Task brief> Seek out every line containing the word "this", and copy each.

Material supplied>
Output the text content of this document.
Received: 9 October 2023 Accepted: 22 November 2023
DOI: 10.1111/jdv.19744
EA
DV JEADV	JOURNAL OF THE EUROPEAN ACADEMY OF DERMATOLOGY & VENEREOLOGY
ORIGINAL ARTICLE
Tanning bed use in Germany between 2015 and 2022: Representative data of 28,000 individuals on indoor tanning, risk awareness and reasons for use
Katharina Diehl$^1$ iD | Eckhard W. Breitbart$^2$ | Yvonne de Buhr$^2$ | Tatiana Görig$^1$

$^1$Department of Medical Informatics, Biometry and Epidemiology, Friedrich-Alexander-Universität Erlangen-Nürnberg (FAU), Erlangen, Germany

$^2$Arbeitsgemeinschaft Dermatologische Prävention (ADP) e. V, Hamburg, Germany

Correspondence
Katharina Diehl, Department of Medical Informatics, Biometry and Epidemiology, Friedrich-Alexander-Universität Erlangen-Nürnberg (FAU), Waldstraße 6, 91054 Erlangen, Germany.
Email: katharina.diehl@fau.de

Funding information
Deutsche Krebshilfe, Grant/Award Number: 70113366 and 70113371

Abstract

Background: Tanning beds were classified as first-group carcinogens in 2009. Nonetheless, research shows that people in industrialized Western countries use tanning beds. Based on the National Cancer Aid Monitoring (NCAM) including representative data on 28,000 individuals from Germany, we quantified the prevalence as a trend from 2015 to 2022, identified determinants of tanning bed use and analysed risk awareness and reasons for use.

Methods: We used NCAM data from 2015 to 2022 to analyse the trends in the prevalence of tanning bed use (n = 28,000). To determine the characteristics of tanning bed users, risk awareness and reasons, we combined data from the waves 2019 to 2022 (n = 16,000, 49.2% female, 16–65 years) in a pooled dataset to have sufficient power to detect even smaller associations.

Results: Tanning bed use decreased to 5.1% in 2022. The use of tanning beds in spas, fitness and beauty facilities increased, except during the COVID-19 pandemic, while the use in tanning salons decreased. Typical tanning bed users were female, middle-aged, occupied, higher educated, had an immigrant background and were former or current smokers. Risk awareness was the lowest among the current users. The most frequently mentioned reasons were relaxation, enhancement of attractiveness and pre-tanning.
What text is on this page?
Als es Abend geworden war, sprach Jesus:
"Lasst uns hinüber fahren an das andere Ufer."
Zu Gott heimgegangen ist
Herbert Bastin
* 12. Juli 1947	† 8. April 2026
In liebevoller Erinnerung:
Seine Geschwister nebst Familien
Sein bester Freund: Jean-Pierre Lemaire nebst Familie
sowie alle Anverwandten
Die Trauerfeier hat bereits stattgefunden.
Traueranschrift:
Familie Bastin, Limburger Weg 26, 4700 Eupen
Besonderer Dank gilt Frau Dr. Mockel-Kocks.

Task solution>
Output the text content of this document.
What text is on this page?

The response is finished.